(Data excerpts)

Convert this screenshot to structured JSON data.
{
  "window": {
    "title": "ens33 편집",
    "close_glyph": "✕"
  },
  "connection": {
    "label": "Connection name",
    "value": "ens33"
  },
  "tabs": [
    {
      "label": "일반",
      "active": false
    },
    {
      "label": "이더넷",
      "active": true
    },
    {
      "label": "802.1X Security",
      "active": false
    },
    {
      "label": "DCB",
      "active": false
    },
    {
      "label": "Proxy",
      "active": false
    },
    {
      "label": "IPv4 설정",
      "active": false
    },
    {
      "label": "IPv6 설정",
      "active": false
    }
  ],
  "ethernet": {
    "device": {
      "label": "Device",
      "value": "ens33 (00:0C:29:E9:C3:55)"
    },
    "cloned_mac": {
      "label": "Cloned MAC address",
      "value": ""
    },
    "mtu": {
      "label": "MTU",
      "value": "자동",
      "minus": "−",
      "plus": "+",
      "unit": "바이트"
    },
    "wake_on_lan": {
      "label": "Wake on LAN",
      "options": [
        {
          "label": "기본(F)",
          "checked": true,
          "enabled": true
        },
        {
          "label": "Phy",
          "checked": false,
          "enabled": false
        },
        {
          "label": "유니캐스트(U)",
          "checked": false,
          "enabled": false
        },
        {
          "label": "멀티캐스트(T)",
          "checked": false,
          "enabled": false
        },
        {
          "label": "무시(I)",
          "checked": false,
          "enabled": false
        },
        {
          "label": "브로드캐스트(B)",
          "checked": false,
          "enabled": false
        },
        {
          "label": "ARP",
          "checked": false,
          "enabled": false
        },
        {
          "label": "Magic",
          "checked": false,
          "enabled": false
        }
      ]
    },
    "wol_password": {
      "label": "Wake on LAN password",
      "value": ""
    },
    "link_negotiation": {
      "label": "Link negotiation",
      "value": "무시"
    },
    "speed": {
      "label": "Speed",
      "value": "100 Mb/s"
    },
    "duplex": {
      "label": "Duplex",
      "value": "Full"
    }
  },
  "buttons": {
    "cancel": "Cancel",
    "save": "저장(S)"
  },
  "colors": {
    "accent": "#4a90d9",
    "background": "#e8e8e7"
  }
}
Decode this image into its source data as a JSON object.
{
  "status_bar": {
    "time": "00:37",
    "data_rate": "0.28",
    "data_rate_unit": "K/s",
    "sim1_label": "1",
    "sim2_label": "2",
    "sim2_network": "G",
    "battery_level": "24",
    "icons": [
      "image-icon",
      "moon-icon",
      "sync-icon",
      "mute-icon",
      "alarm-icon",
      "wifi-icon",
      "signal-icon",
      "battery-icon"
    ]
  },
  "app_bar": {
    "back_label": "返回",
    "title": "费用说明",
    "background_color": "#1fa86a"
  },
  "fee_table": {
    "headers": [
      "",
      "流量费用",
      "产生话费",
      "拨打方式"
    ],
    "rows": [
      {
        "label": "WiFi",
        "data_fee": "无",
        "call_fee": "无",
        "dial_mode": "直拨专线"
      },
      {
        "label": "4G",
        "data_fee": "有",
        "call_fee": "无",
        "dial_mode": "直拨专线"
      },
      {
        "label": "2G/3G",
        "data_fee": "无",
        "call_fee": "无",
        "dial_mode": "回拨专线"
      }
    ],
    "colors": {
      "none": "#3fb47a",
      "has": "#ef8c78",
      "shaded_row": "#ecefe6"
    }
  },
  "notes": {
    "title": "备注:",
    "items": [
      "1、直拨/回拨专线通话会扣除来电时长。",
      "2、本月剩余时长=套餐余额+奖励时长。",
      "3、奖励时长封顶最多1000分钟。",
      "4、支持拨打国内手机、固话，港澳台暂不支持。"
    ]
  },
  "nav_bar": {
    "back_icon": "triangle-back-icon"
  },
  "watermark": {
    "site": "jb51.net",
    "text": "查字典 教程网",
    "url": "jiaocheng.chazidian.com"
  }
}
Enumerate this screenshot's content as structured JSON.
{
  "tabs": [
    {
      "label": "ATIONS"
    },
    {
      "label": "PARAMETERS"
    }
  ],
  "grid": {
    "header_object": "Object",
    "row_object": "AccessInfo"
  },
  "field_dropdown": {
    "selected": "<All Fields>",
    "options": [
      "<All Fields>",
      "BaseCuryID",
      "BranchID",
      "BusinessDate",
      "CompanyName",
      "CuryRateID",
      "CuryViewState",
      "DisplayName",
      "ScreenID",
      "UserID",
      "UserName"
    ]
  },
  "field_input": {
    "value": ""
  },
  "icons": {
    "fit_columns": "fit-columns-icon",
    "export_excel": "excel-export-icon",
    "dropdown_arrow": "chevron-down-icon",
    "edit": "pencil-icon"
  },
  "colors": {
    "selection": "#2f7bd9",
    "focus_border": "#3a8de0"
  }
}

The request = List the lines of the entries that include "true".

Answer below =
      "active": true
          "checked": true,
          "enabled": true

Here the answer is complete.